- **Data entries**:
★ ★ ★ ★ ★ ★ ★

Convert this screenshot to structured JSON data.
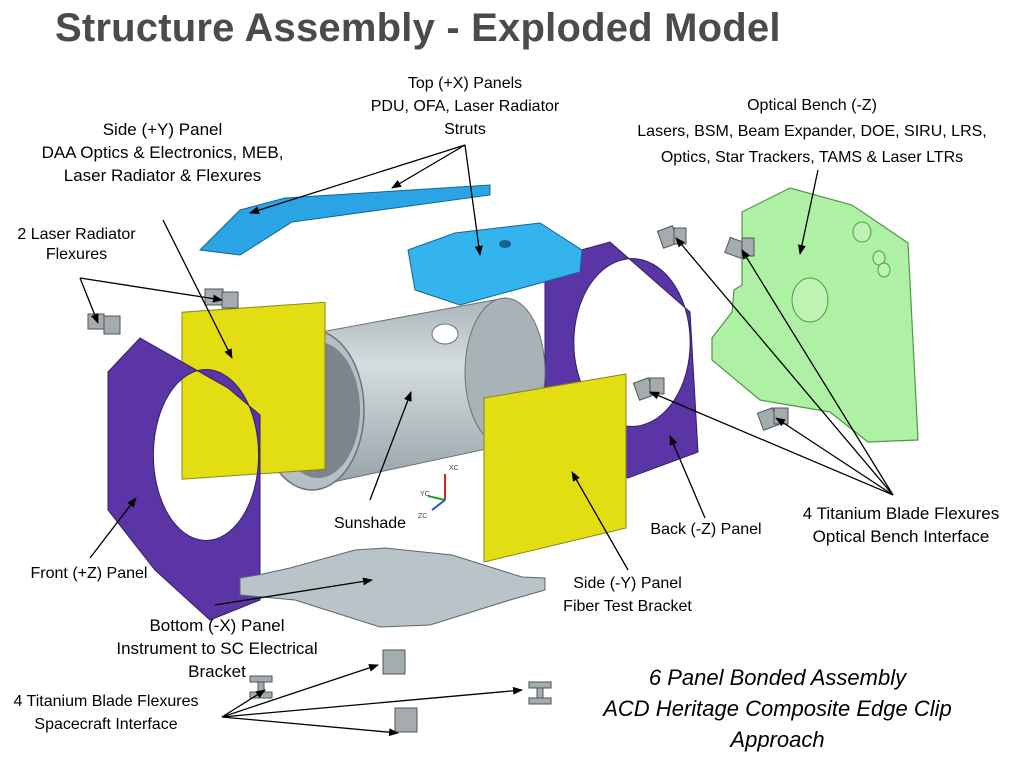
{
  "title": "Structure Assembly - Exploded Model",
  "labels": {
    "top_panels": [
      "Top (+X) Panels",
      "PDU, OFA, Laser Radiator",
      "Struts"
    ],
    "optical_bench": [
      "Optical Bench (-Z)",
      "Lasers, BSM, Beam Expander, DOE, SIRU, LRS,",
      "Optics, Star Trackers,  TAMS & Laser LTRs"
    ],
    "side_plus_y": [
      "Side (+Y) Panel",
      "DAA Optics & Electronics, MEB,",
      "Laser Radiator & Flexures"
    ],
    "laser_radiator_flexures": [
      "2 Laser Radiator",
      "Flexures"
    ],
    "sunshade": "Sunshade",
    "back_panel": "Back (-Z) Panel",
    "optical_bench_flexures": [
      "4 Titanium Blade Flexures",
      "Optical Bench Interface"
    ],
    "front_panel": "Front (+Z) Panel",
    "side_minus_y": [
      "Side (-Y) Panel",
      "Fiber Test Bracket"
    ],
    "bottom_panel": [
      "Bottom (-X) Panel",
      "Instrument to SC Electrical",
      "Bracket"
    ],
    "sc_flexures": [
      "4 Titanium Blade Flexures",
      "Spacecraft Interface"
    ],
    "axis_labels": [
      "XC",
      "YC",
      "ZC"
    ]
  },
  "notes": [
    "6 Panel Bonded Assembly",
    "ACD Heritage Composite Edge Clip",
    "Approach"
  ],
  "colors": {
    "purple": "#5b35a6",
    "yellow": "#e2de12",
    "blue": "#2aa4e4",
    "green": "#a6ef9a",
    "gray": "#b9c4c8",
    "title": "#4a4a4f"
  }
}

★ ★ ★ ★ ★ ★ ★

Except for the pictures, copy the material above exactly.

- **Task answer**:
Convert this screenshot to structured JSON data.
{
  "title": "Structure Assembly - Exploded Model",
  "labels": {
    "top_panels": [
      "Top (+X) Panels",
      "PDU, OFA, Laser Radiator",
      "Struts"
    ],
    "optical_bench": [
      "Optical Bench (-Z)",
      "Lasers, BSM, Beam Expander, DOE, SIRU, LRS,",
      "Optics, Star Trackers,  TAMS & Laser LTRs"
    ],
    "side_plus_y": [
      "Side (+Y) Panel",
      "DAA Optics & Electronics, MEB,",
      "Laser Radiator & Flexures"
    ],
    "laser_radiator_flexures": [
      "2 Laser Radiator",
      "Flexures"
    ],
    "sunshade": "Sunshade",
    "back_panel": "Back (-Z) Panel",
    "optical_bench_flexures": [
      "4 Titanium Blade Flexures",
      "Optical Bench Interface"
    ],
    "front_panel": "Front (+Z) Panel",
    "side_minus_y": [
      "Side (-Y) Panel",
      "Fiber Test Bracket"
    ],
    "bottom_panel": [
      "Bottom (-X) Panel",
      "Instrument to SC Electrical",
      "Bracket"
    ],
    "sc_flexures": [
      "4 Titanium Blade Flexures",
      "Spacecraft Interface"
    ],
    "axis_labels": [
      "XC",
      "YC",
      "ZC"
    ]
  },
  "notes": [
    "6 Panel Bonded Assembly",
    "ACD Heritage Composite Edge Clip",
    "Approach"
  ],
  "colors": {
    "purple": "#5b35a6",
    "yellow": "#e2de12",
    "blue": "#2aa4e4",
    "green": "#a6ef9a",
    "gray": "#b9c4c8",
    "title": "#4a4a4f"
  }
}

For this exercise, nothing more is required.